▸ **AIM OF THE EXERCISE**: Print the listing below exactly.

▸ **Stored items**:
** Begin **
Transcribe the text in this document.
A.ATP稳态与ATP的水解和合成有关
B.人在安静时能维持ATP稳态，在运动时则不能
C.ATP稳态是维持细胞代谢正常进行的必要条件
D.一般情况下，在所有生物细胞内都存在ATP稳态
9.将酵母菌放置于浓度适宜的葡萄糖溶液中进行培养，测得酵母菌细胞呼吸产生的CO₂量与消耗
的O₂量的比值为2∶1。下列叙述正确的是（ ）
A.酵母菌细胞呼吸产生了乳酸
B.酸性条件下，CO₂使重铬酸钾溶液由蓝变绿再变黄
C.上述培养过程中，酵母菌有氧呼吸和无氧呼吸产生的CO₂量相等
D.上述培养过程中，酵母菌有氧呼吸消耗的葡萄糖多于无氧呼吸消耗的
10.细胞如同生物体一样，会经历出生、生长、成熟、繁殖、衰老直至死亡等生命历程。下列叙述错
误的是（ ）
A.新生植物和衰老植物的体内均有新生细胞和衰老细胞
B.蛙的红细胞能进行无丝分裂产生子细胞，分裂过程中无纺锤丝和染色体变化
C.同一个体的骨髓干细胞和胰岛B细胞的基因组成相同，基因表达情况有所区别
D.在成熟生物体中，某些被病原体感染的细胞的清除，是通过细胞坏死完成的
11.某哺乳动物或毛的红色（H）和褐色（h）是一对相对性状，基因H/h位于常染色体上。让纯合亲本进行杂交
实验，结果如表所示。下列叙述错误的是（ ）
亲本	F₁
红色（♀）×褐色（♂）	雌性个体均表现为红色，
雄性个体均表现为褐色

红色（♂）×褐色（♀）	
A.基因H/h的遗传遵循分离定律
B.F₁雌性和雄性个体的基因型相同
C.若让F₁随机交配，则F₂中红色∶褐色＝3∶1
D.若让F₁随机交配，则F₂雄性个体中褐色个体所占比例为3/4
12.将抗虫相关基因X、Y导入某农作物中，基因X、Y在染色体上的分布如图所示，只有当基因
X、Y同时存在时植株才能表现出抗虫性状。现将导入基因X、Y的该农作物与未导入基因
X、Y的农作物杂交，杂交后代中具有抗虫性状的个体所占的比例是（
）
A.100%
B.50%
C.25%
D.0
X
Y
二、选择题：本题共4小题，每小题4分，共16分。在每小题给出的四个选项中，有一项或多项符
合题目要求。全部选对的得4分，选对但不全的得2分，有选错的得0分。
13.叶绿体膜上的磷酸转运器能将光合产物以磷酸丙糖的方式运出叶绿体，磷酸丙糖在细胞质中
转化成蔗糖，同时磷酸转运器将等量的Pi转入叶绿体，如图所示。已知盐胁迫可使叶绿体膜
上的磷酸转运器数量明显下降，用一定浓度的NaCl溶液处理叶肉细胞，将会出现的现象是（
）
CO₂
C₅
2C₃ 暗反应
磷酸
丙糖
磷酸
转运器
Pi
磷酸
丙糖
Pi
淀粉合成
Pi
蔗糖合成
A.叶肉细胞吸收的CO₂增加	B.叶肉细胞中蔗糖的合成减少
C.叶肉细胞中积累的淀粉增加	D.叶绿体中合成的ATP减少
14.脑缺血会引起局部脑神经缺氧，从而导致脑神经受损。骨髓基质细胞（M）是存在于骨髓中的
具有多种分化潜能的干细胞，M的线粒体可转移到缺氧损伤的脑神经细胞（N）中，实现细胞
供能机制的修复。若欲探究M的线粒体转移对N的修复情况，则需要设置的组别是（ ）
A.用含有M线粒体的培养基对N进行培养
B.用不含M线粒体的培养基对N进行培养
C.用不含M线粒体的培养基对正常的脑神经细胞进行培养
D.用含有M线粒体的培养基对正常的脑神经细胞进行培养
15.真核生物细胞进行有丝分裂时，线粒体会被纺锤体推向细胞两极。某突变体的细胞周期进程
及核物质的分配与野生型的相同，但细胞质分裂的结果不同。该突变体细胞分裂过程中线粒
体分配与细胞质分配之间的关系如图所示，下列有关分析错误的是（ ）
** End **
▸ **WRITTEN REPLY**:
Transcribe the text in this document.
A.ATP稳态与ATP的水解和合成有关
B.人在安静时能维持ATP稳态，在运动时则不能
C.ATP稳态是维持细胞代谢正常进行的必要条件
D.一般情况下，在所有生物细胞内都存在ATP稳态
9.将酵母菌放置于浓度适宜的葡萄糖溶液中进行培养，测得酵母菌细胞呼吸产生的CO₂量与消耗
的O₂量的比值为2∶1。下列叙述正确的是（ ）
A.酵母菌细胞呼吸产生了乳酸
B.酸性条件下，CO₂使重铬酸钾溶液由蓝变绿再变黄
C.上述培养过程中，酵母菌有氧呼吸和无氧呼吸产生的CO₂量相等
D.上述培养过程中，酵母菌有氧呼吸消耗的葡萄糖多于无氧呼吸消耗的
10.细胞如同生物体一样，会经历出生、生长、成熟、繁殖、衰老直至死亡等生命历程。下列叙述错
误的是（ ）
A.新生植物和衰老植物的体内均有新生细胞和衰老细胞
B.蛙的红细胞能进行无丝分裂产生子细胞，分裂过程中无纺锤丝和染色体变化
C.同一个体的骨髓干细胞和胰岛B细胞的基因组成相同，基因表达情况有所区别
D.在成熟生物体中，某些被病原体感染的细胞的清除，是通过细胞坏死完成的
11.某哺乳动物或毛的红色（H）和褐色（h）是一对相对性状，基因H/h位于常染色体上。让纯合亲本进行杂交
实验，结果如表所示。下列叙述错误的是（ ）
亲本	F₁
红色（♀）×褐色（♂）	雌性个体均表现为红色，
雄性个体均表现为褐色

红色（♂）×褐色（♀）	
A.基因H/h的遗传遵循分离定律
B.F₁雌性和雄性个体的基因型相同
C.若让F₁随机交配，则F₂中红色∶褐色＝3∶1
D.若让F₁随机交配，则F₂雄性个体中褐色个体所占比例为3/4
12.将抗虫相关基因X、Y导入某农作物中，基因X、Y在染色体上的分布如图所示，只有当基因
X、Y同时存在时植株才能表现出抗虫性状。现将导入基因X、Y的该农作物与未导入基因
X、Y的农作物杂交，杂交后代中具有抗虫性状的个体所占的比例是（
）
A.100%
B.50%
C.25%
D.0
X
Y
二、选择题：本题共4小题，每小题4分，共16分。在每小题给出的四个选项中，有一项或多项符
合题目要求。全部选对的得4分，选对但不全的得2分，有选错的得0分。
13.叶绿体膜上的磷酸转运器能将光合产物以磷酸丙糖的方式运出叶绿体，磷酸丙糖在细胞质中
转化成蔗糖，同时磷酸转运器将等量的Pi转入叶绿体，如图所示。已知盐胁迫可使叶绿体膜
上的磷酸转运器数量明显下降，用一定浓度的NaCl溶液处理叶肉细胞，将会出现的现象是（
）
CO₂
C₅
2C₃ 暗反应
磷酸
丙糖
磷酸
转运器
Pi
磷酸
丙糖
Pi
淀粉合成
Pi
蔗糖合成
A.叶肉细胞吸收的CO₂增加	B.叶肉细胞中蔗糖的合成减少
C.叶肉细胞中积累的淀粉增加	D.叶绿体中合成的ATP减少
14.脑缺血会引起局部脑神经缺氧，从而导致脑神经受损。骨髓基质细胞（M）是存在于骨髓中的
具有多种分化潜能的干细胞，M的线粒体可转移到缺氧损伤的脑神经细胞（N）中，实现细胞
供能机制的修复。若欲探究M的线粒体转移对N的修复情况，则需要设置的组别是（ ）
A.用含有M线粒体的培养基对N进行培养
B.用不含M线粒体的培养基对N进行培养
C.用不含M线粒体的培养基对正常的脑神经细胞进行培养
D.用含有M线粒体的培养基对正常的脑神经细胞进行培养
15.真核生物细胞进行有丝分裂时，线粒体会被纺锤体推向细胞两极。某突变体的细胞周期进程
及核物质的分配与野生型的相同，但细胞质分裂的结果不同。该突变体细胞分裂过程中线粒
体分配与细胞质分配之间的关系如图所示，下列有关分析错误的是（ ）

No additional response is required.